### [Written request]
Copy the data precisely, character for character, and leave out every picture.
═════ Information given ═════
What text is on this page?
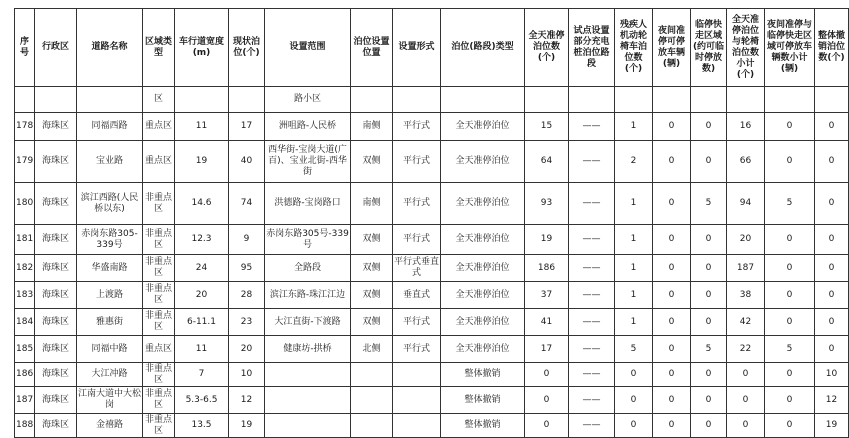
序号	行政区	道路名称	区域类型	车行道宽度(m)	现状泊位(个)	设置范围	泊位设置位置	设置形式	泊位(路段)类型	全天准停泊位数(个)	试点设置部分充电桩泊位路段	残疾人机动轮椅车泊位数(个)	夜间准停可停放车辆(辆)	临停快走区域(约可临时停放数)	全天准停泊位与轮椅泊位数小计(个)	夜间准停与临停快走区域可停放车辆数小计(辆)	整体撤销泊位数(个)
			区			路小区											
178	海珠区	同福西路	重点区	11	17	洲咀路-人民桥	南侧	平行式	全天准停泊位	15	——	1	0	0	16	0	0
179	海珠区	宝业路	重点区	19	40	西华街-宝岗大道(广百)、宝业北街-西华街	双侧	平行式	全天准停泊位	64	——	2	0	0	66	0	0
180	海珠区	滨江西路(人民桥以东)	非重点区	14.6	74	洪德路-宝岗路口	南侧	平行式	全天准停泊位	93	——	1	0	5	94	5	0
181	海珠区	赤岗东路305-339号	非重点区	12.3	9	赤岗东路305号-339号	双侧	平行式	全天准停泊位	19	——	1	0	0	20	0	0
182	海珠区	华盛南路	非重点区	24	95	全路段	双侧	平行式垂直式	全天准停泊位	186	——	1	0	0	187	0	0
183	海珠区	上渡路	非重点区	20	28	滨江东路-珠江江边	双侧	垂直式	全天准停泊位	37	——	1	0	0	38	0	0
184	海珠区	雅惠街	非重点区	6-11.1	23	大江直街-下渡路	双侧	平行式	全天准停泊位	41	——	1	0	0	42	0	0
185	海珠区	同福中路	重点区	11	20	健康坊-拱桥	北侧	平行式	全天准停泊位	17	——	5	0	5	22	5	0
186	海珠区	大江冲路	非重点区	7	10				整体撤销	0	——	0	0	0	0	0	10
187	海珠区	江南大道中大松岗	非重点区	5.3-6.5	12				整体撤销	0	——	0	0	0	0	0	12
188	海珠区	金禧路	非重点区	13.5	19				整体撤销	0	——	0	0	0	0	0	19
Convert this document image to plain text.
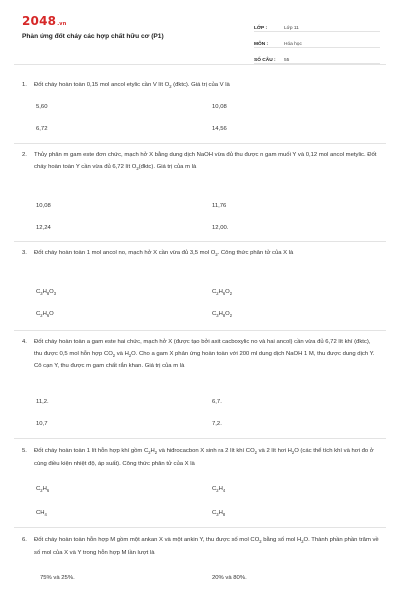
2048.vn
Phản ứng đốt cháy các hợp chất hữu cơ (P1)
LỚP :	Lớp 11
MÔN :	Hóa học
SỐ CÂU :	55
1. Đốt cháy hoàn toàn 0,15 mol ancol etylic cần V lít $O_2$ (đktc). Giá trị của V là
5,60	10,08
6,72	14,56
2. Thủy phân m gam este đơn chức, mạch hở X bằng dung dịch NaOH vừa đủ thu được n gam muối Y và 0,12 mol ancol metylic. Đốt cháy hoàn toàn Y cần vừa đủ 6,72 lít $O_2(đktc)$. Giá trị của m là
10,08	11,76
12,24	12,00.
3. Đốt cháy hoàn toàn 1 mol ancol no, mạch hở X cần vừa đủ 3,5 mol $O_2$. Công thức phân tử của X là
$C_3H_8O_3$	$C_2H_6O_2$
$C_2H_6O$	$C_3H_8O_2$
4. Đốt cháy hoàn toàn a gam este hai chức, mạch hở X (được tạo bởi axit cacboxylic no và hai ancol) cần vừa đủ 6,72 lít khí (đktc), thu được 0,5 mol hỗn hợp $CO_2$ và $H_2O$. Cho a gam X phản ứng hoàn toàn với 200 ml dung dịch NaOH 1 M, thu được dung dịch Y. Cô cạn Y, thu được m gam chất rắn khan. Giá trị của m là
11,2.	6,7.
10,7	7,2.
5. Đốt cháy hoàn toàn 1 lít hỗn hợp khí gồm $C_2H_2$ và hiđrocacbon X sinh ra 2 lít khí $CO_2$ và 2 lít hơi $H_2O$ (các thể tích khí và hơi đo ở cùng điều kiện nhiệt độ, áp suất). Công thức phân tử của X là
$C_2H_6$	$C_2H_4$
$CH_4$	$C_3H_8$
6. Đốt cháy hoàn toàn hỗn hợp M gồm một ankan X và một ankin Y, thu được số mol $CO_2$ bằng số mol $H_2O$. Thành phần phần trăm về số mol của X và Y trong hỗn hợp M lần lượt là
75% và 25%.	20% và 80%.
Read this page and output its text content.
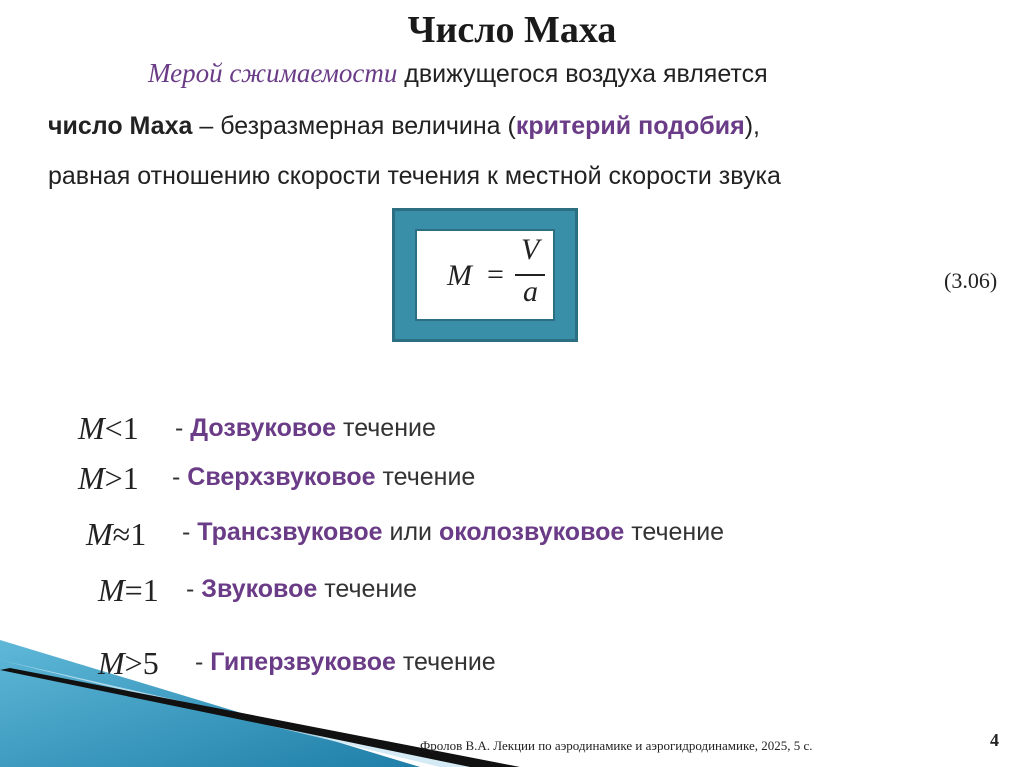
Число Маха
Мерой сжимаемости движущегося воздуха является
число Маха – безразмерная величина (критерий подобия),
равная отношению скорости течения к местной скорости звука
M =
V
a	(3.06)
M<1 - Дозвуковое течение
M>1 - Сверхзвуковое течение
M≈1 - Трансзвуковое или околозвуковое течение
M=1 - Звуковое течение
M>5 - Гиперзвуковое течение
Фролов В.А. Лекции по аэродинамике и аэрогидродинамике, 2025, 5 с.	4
═════
### [Exercise solution]
What text is on this page?
序号	行政区	道路名称	区域类型	车行道宽度(m)	现状泊位(个)	设置范围	泊位设置位置	设置形式	泊位(路段)类型	全天准停泊位数(个)	试点设置部分充电桩泊位路段	残疾人机动轮椅车泊位数(个)	夜间准停可停放车辆(辆)	临停快走区域(约可临时停放数)	全天准停泊位与轮椅泊位数小计(个)	夜间准停与临停快走区域可停放车辆数小计(辆)	整体撤销泊位数(个)
			区			路小区											
178	海珠区	同福西路	重点区	11	17	洲咀路-人民桥	南侧	平行式	全天准停泊位	15	——	1	0	0	16	0	0
179	海珠区	宝业路	重点区	19	40	西华街-宝岗大道(广百)、宝业北街-西华街	双侧	平行式	全天准停泊位	64	——	2	0	0	66	0	0
180	海珠区	滨江西路(人民桥以东)	非重点区	14.6	74	洪德路-宝岗路口	南侧	平行式	全天准停泊位	93	——	1	0	5	94	5	0
181	海珠区	赤岗东路305-339号	非重点区	12.3	9	赤岗东路305号-339号	双侧	平行式	全天准停泊位	19	——	1	0	0	20	0	0
182	海珠区	华盛南路	非重点区	24	95	全路段	双侧	平行式垂直式	全天准停泊位	186	——	1	0	0	187	0	0
183	海珠区	上渡路	非重点区	20	28	滨江东路-珠江江边	双侧	垂直式	全天准停泊位	37	——	1	0	0	38	0	0
184	海珠区	雅惠街	非重点区	6-11.1	23	大江直街-下渡路	双侧	平行式	全天准停泊位	41	——	1	0	0	42	0	0
185	海珠区	同福中路	重点区	11	20	健康坊-拱桥	北侧	平行式	全天准停泊位	17	——	5	0	5	22	5	0
186	海珠区	大江冲路	非重点区	7	10				整体撤销	0	——	0	0	0	0	0	10
187	海珠区	江南大道中大松岗	非重点区	5.3-6.5	12				整体撤销	0	——	0	0	0	0	0	12
188	海珠区	金禧路	非重点区	13.5	19				整体撤销	0	——	0	0	0	0	0	19
Convert this document image to plain text.
2048.vn
Phản ứng đốt cháy các hợp chất hữu cơ (P1)
LỚP :	Lớp 11
MÔN :	Hóa học
SỐ CÂU :	55
1. Đốt cháy hoàn toàn 0,15 mol ancol etylic cần V lít $O_2$ (đktc). Giá trị của V là
5,60	10,08
6,72	14,56
2. Thủy phân m gam este đơn chức, mạch hở X bằng dung dịch NaOH vừa đủ thu được n gam muối Y và 0,12 mol ancol metylic. Đốt cháy hoàn toàn Y cần vừa đủ 6,72 lít $O_2(đktc)$. Giá trị của m là
10,08	11,76
12,24	12,00.
3. Đốt cháy hoàn toàn 1 mol ancol no, mạch hở X cần vừa đủ 3,5 mol $O_2$. Công thức phân tử của X là
$C_3H_8O_3$	$C_2H_6O_2$
$C_2H_6O$	$C_3H_8O_2$
4. Đốt cháy hoàn toàn a gam este hai chức, mạch hở X (được tạo bởi axit cacboxylic no và hai ancol) cần vừa đủ 6,72 lít khí (đktc), thu được 0,5 mol hỗn hợp $CO_2$ và $H_2O$. Cho a gam X phản ứng hoàn toàn với 200 ml dung dịch NaOH 1 M, thu được dung dịch Y. Cô cạn Y, thu được m gam chất rắn khan. Giá trị của m là
11,2.	6,7.
10,7	7,2.
5. Đốt cháy hoàn toàn 1 lít hỗn hợp khí gồm $C_2H_2$ và hiđrocacbon X sinh ra 2 lít khí $CO_2$ và 2 lít hơi $H_2O$ (các thể tích khí và hơi đo ở cùng điều kiện nhiệt độ, áp suất). Công thức phân tử của X là
$C_2H_6$	$C_2H_4$
$CH_4$	$C_3H_8$
6. Đốt cháy hoàn toàn hỗn hợp M gồm một ankan X và một ankin Y, thu được số mol $CO_2$ bằng số mol $H_2O$. Thành phần phần trăm về số mol của X và Y trong hỗn hợp M lần lượt là
75% và 25%.	20% và 80%.
Read this page and output its text content.
Число Маха
Мерой сжимаемости движущегося воздуха является
число Маха – безразмерная величина (критерий подобия),
равная отношению скорости течения к местной скорости звука
M =
V
a	(3.06)
M<1 - Дозвуковое течение
M>1 - Сверхзвуковое течение
M≈1 - Трансзвуковое или околозвуковое течение
M=1 - Звуковое течение
M>5 - Гиперзвуковое течение
Фролов В.А. Лекции по аэродинамике и аэрогидродинамике, 2025, 5 с.	4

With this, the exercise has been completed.